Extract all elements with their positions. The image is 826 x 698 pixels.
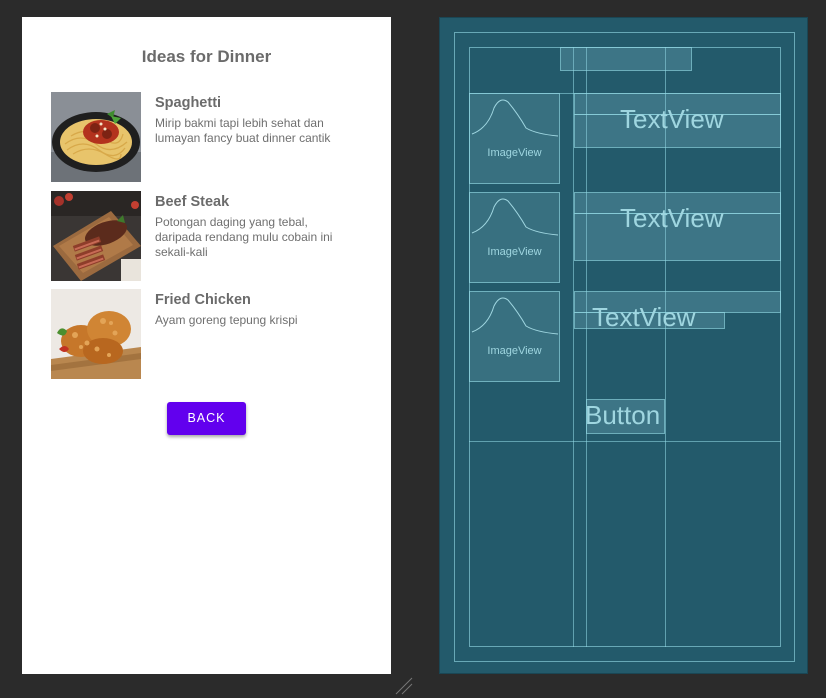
blueprint-textview-label: TextView xyxy=(620,104,724,134)
blueprint-guideline xyxy=(469,441,781,442)
back-button[interactable]: BACK xyxy=(167,402,246,435)
item-title: Fried Chicken xyxy=(155,292,251,308)
blueprint-imageview-label: ImageView xyxy=(487,246,542,258)
item-description: Mirip bakmi tapi lebih sehat dan lumayan… xyxy=(155,116,331,145)
list-item[interactable]: Beef Steak Potongan daging yang tebal, d… xyxy=(51,191,371,281)
screen-title: Ideas for Dinner xyxy=(141,47,272,66)
item-description: Ayam goreng tepung krispi xyxy=(155,313,298,327)
blueprint-imageview[interactable]: ImageView xyxy=(469,93,560,184)
blueprint-textview-label: TextView xyxy=(620,203,724,233)
blueprint-title-textview[interactable] xyxy=(560,47,692,71)
blueprint-textview-label: TextView xyxy=(592,302,696,332)
blueprint-imageview-label: ImageView xyxy=(487,345,542,357)
list-item[interactable]: Spaghetti Mirip bakmi tapi lebih sehat d… xyxy=(51,92,371,182)
blueprint-imageview-label: ImageView xyxy=(487,147,542,159)
item-title: Spaghetti xyxy=(155,95,222,111)
fried-chicken-image xyxy=(51,289,141,379)
spaghetti-image xyxy=(51,92,141,182)
beef-steak-image xyxy=(51,191,141,281)
blueprint-button-label: Button xyxy=(585,400,661,430)
design-surface: Ideas for Dinner Spaghetti Mirip bakmi t… xyxy=(22,17,391,674)
resize-handle-icon[interactable] xyxy=(394,676,414,696)
blueprint-imageview[interactable]: ImageView xyxy=(469,192,560,283)
list-item[interactable]: Fried Chicken Ayam goreng tepung krispi xyxy=(51,289,371,379)
item-description: Potongan daging yang tebal, daripada ren… xyxy=(155,215,333,259)
blueprint-imageview[interactable]: ImageView xyxy=(469,291,560,382)
item-title: Beef Steak xyxy=(155,194,230,210)
blueprint-surface: ImageView TextView ImageView TextView Im… xyxy=(439,17,808,674)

• [Stated task]: Which lines in the items above contain the word "Mirip", with case counting? Show every such line in full.

• [Correct answer]:
item-description: Mirip bakmi tapi lebih sehat dan lumayan… xyxy=(155,116,331,145)
list-item[interactable]: Spaghetti Mirip bakmi tapi lebih sehat d… xyxy=(51,92,371,182)
design-surface: Ideas for Dinner Spaghetti Mirip bakmi t… xyxy=(22,17,391,674)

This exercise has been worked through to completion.